---------- Available records ----------

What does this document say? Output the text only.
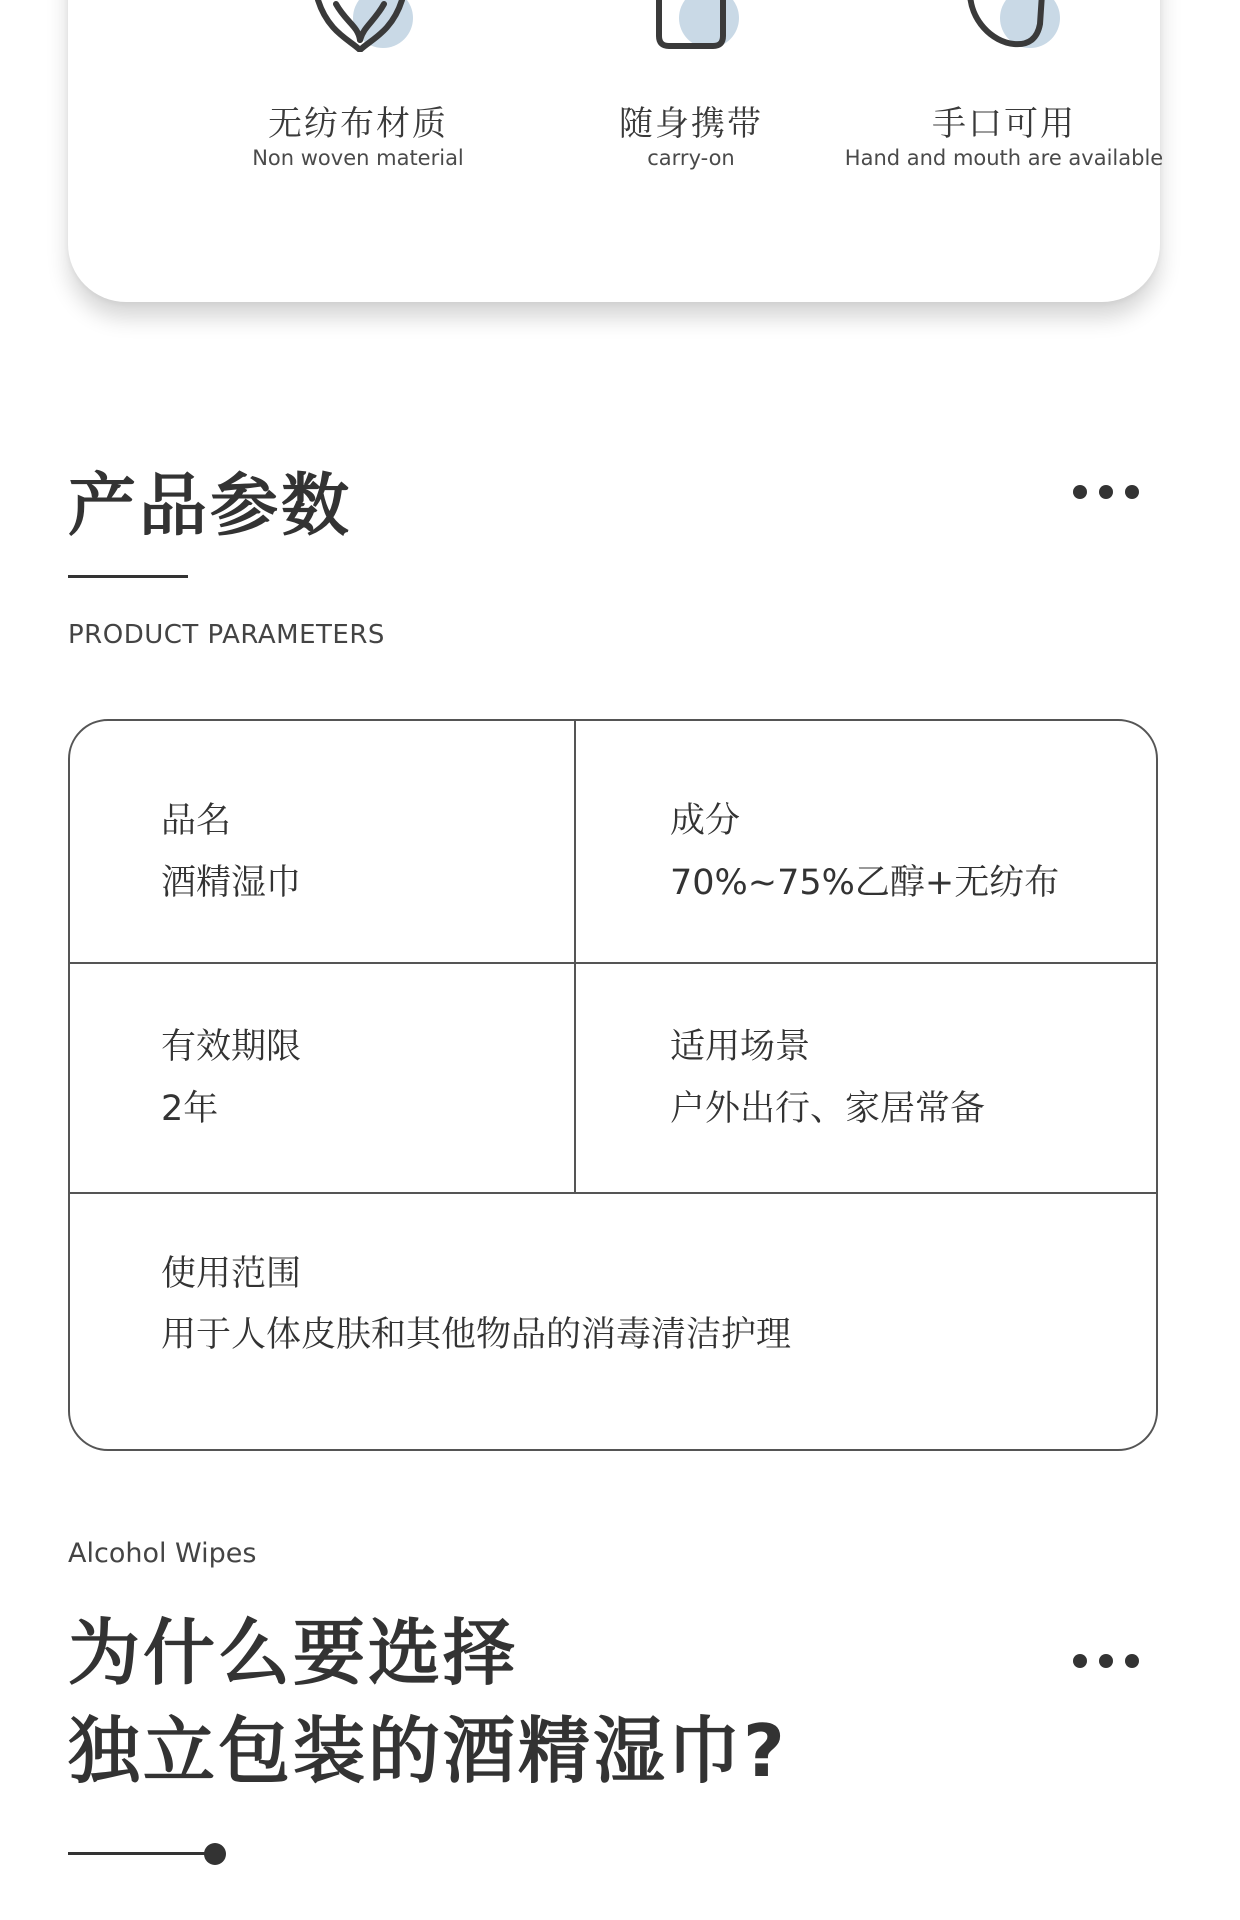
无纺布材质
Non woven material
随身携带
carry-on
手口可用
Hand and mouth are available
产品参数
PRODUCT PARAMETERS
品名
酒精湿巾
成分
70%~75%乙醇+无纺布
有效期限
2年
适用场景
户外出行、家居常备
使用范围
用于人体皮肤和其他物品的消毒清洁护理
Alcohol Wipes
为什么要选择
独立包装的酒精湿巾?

----------

• Your instructions: Set down the material exactly, every line of it, except for the pictures.

• The completed task:
What does this document say? Output the text only.
无纺布材质
Non woven material
随身携带
carry-on
手口可用
Hand and mouth are available
产品参数
PRODUCT PARAMETERS
品名
酒精湿巾
成分
70%~75%乙醇+无纺布
有效期限
2年
适用场景
户外出行、家居常备
使用范围
用于人体皮肤和其他物品的消毒清洁护理
Alcohol Wipes
为什么要选择
独立包装的酒精湿巾?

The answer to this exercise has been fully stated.